- What you will do:
Copy out the material below in full, but not its images.

- Information provided:
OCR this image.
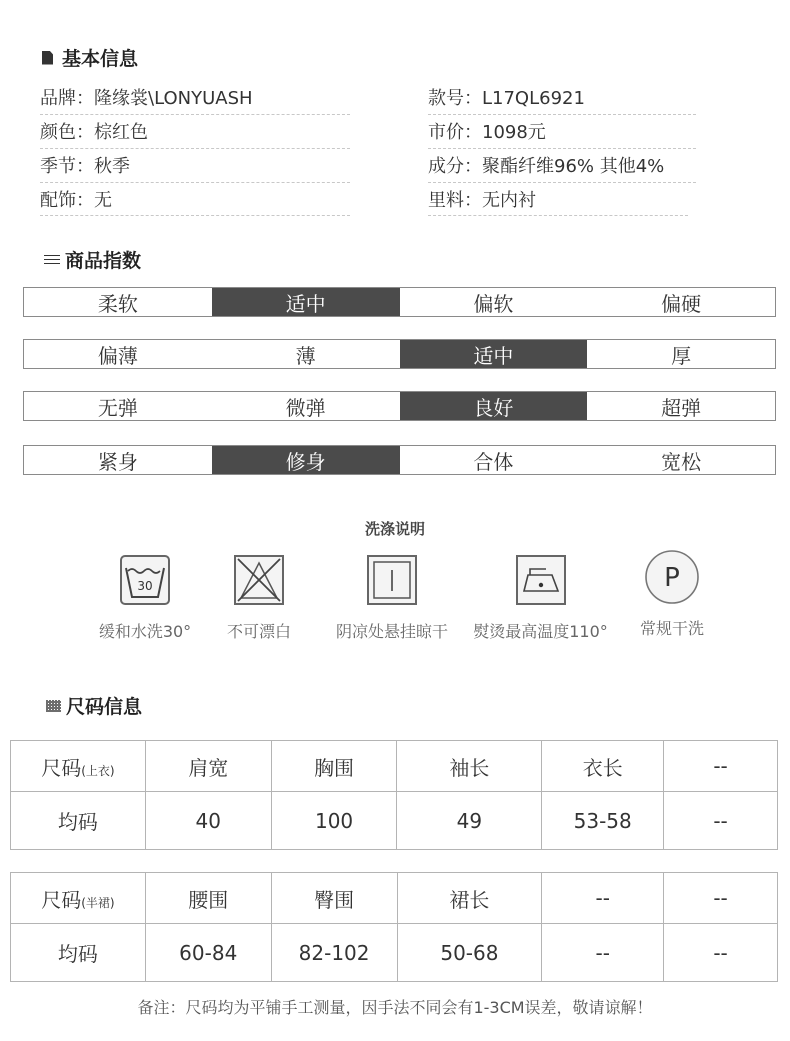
基本信息
品牌：隆缘裳\LONYUASH	款号：L17QL6921
颜色：棕红色	市价：1098元
季节：秋季	成分：聚酯纤维96% 其他4%
配饰：无	里料：无内衬
商品指数
柔软	适中	偏软	偏硬
偏薄	薄	适中	厚
无弹	微弹	良好	超弹
紧身	修身	合体	宽松
洗涤说明
30
缓和水洗30°	不可漂白	阴凉处悬挂晾干	熨烫最高温度110°
P
常规干洗
尺码信息
尺码(上衣)	肩宽	胸围	袖长	衣长	--
均码	40	100	49	53-58	--
尺码(半裙)	腰围	臀围	裙长	--	--
均码	60-84	82-102	50-68	--	--
备注：尺码均为平铺手工测量，因手法不同会有1-3CM误差，敬请谅解！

- Answer to this exercise:
OCR this image.
基本信息
品牌：隆缘裳\LONYUASH	款号：L17QL6921
颜色：棕红色	市价：1098元
季节：秋季	成分：聚酯纤维96% 其他4%
配饰：无	里料：无内衬
商品指数
柔软	适中	偏软	偏硬
偏薄	薄	适中	厚
无弹	微弹	良好	超弹
紧身	修身	合体	宽松
洗涤说明
30
缓和水洗30°	不可漂白	阴凉处悬挂晾干	熨烫最高温度110°
P
常规干洗
尺码信息
尺码(上衣)	肩宽	胸围	袖长	衣长	--
均码	40	100	49	53-58	--
尺码(半裙)	腰围	臀围	裙长	--	--
均码	60-84	82-102	50-68	--	--
备注：尺码均为平铺手工测量，因手法不同会有1-3CM误差，敬请谅解！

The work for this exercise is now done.